» **OBJECTIVES**
a: In the card trick discussion, whose work does the finish of the routine come from?
b: Carry on the card trick discussion from its last sentence.

There's one thing, I always wanted to ask you: the exact reasoning behind the double lifts. They would make perfect sense with a shuffle control, because the selection could be anywhere in the deck. But since the control is a side steal, there should be no real reason to prove that the card is not on top. Another reason that comes to mind would be to cancel out the use of duplicates. Well, then I thought to myself, this is John Carneys handling, and I'm pretty sure he wouldn't do a move for no good reason. So, my question is: do you feel the double lifts are essential to the success of the trick and why? What do I overlook?
Thanks for your time.
Message: Posted by: John Carney (May 14, 2006 11:05AM)
Its a wonderful trick and I use it all the time. The basic routine is Leipzig's, the finish is Mike Skinner's, and I have added touches, mostly to the technique.

As to the double lifts, I guess I had not given it much thought.....perhaps I should. Definitely not "essential", but also not superfluous. I guess when the cards appear, someone's first guess would be that it came from the top or bottom. Wish I could ask Leipzig.

What I have been meaning to address is the side steal to the top. Perhaps it is a wasted step to bring it to the top, then palm it in the next step. Maybe it should be stolen directly from the center. The only problem is turning the deck face up and showing the top and bottom card, maintaining that break and keeping it from being seen.

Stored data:
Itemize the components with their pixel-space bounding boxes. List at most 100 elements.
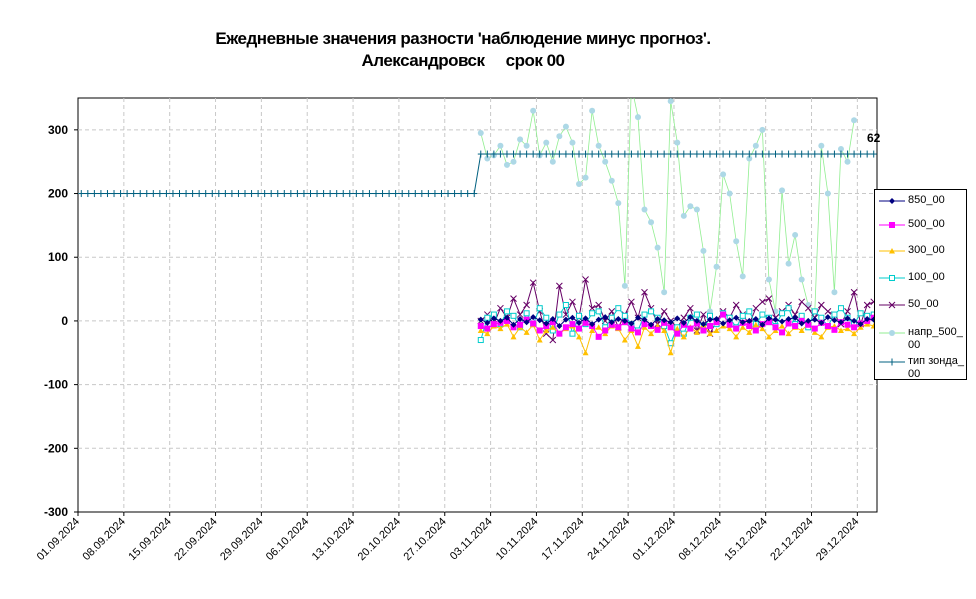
data-point <box>667 150 674 158</box>
legend-swatch <box>879 275 905 281</box>
data-point <box>582 315 589 322</box>
data-point <box>785 320 792 327</box>
data-point <box>732 301 740 309</box>
y-tick-label: -200 <box>44 441 68 455</box>
data-point <box>811 150 818 158</box>
data-point <box>811 308 818 315</box>
data-point <box>713 319 720 326</box>
data-point <box>471 190 478 198</box>
data-point <box>706 316 713 323</box>
data-point <box>228 190 235 198</box>
data-point <box>503 308 510 315</box>
data-point <box>765 333 772 340</box>
data-point <box>674 315 681 322</box>
data-point <box>628 320 635 327</box>
data-point <box>648 330 655 337</box>
data-point <box>248 190 255 198</box>
data-point <box>536 150 543 158</box>
data-point <box>746 155 753 162</box>
data-point <box>556 150 563 158</box>
data-point <box>720 320 727 327</box>
data-point <box>621 150 628 158</box>
data-point <box>569 139 576 146</box>
data-point <box>641 288 648 296</box>
data-point <box>562 316 569 323</box>
data-point <box>844 315 851 322</box>
series-тип-зонда_00 <box>78 150 877 198</box>
data-point <box>857 150 864 158</box>
data-point <box>641 311 648 318</box>
data-point <box>700 247 707 254</box>
data-point <box>798 298 806 306</box>
data-point <box>654 150 661 158</box>
data-point <box>759 298 766 306</box>
data-point <box>556 330 563 337</box>
data-point <box>811 329 818 335</box>
data-point <box>733 325 740 332</box>
data-point <box>242 190 249 198</box>
data-point <box>857 321 864 328</box>
data-point <box>536 337 543 343</box>
chart-legend: 850_00 500_00 300_00 100_00 50_00 напр_500_00… <box>874 189 967 380</box>
data-point <box>530 320 537 327</box>
data-point <box>595 316 602 323</box>
data-point <box>595 301 603 309</box>
data-point <box>648 150 655 158</box>
data-point <box>720 171 727 178</box>
data-point <box>792 150 799 158</box>
legend-swatch <box>879 198 905 204</box>
data-point <box>510 150 517 158</box>
legend-swatch <box>879 222 905 228</box>
data-point <box>602 158 609 165</box>
data-point <box>556 282 563 290</box>
data-point <box>621 312 628 319</box>
data-point <box>477 323 484 330</box>
data-point <box>739 312 746 319</box>
data-point <box>523 319 530 326</box>
chart-title-line-2: Александровск срок 00 <box>361 51 565 70</box>
data-point <box>667 98 674 105</box>
data-point <box>844 321 851 328</box>
data-point <box>628 298 635 306</box>
series-850_00 <box>477 314 877 330</box>
data-point <box>785 260 792 267</box>
data-point <box>870 150 877 158</box>
data-point <box>320 190 327 198</box>
data-point <box>700 327 707 334</box>
data-point <box>484 314 491 321</box>
data-point <box>595 308 602 315</box>
data-point <box>104 190 111 198</box>
y-tick-label: 0 <box>61 314 68 328</box>
data-point <box>733 150 740 158</box>
legend-label: 100_00 <box>908 271 945 283</box>
data-point <box>752 142 759 149</box>
data-point <box>497 325 504 332</box>
data-point <box>549 336 557 344</box>
data-point <box>431 190 438 198</box>
data-point <box>477 316 484 323</box>
legend-marker <box>889 248 895 254</box>
data-point <box>831 317 838 324</box>
data-point <box>150 190 157 198</box>
data-point <box>503 317 510 324</box>
x-tick-label: 15.09.2024 <box>126 516 173 563</box>
data-point <box>517 321 524 328</box>
x-tick-label: 17.11.2024 <box>540 516 587 563</box>
data-point <box>84 190 91 198</box>
data-point <box>680 150 687 158</box>
data-point <box>706 150 713 158</box>
data-point <box>864 150 871 158</box>
data-point <box>634 329 641 336</box>
data-point <box>582 174 589 181</box>
data-point <box>667 324 674 331</box>
data-point <box>720 150 727 158</box>
data-point <box>399 190 406 198</box>
data-point <box>222 190 229 198</box>
data-point <box>831 326 838 333</box>
data-point <box>844 325 851 332</box>
data-point <box>327 190 334 198</box>
data-point <box>464 190 471 198</box>
data-point <box>798 276 805 283</box>
y-tick-label: -100 <box>44 378 68 392</box>
data-point <box>693 329 700 335</box>
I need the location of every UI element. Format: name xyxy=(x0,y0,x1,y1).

» **SET OF ANSWERS**
a: Mike Skinner's.

b:
For now, I'm focused on other stuff, but may come back to this.

best of luck,
Message: Posted by: Uli Weigel (May 14, 2006 12:25PM)
On 2006-05-14 12:05, John Carney wrote:
Definitely not "essential", but also not superfluous.[/quote]

Yeah, this is more or less how I feel about it. With the DL it feels a bit like running when nobody's chasing you, but without the DL, strange to say, there seems to be something missing. So far, my solution to this problem is to show the cards to be all different (to cancel out duplicates) at the beginning. Then I pull out two prominent cards like the black aces or the jokers and put one on top and one on the bottom. The script then goes like "You see, I don't do anything with the deck. Your card is somewhere in the middle between the Ace of Spades on the top and the Ace of Clubs on the bottom. I even put the deck in your own hands" etc. This also cancels out the possibility of a pass (for the wise guys). After the first effect, the selection goes back into the deck, so the aces are on top and bottom again. This way, the cards on top and bottom are not shown to prove something but to provide the spectator a clear picture.
Maybe the best solution is to just do it and forget about all that reasoning...just a joke.
Message: Posted by: John Carney (May 14, 2006 05:36PM)
the problem here is that you make the ace of spades and clubs important, then nothing happens with them.

Perhaps the double lift simply eliminates one possibility and gives the trick the proper "beats". It is not unreasonable for someone to think it might be on top. It is not only possible, it is a fact.

Perhaps if you saw how I throw away the double lift, you might realize how little emphasis is place on this moment.......I do it very matter of fact....it is shown and replaced in one second......no flipping it over on top of the deck or any gymnastic twisting kind of double lift.........

best of luck,
Message: Posted by: JimMaloney (May 14, 2006 07:33PM)
Leipzig's Opener is an effect that I've put a lot of thought into. Partially because I'm working on a book about Leipzig and partially because the effect just intrigues me.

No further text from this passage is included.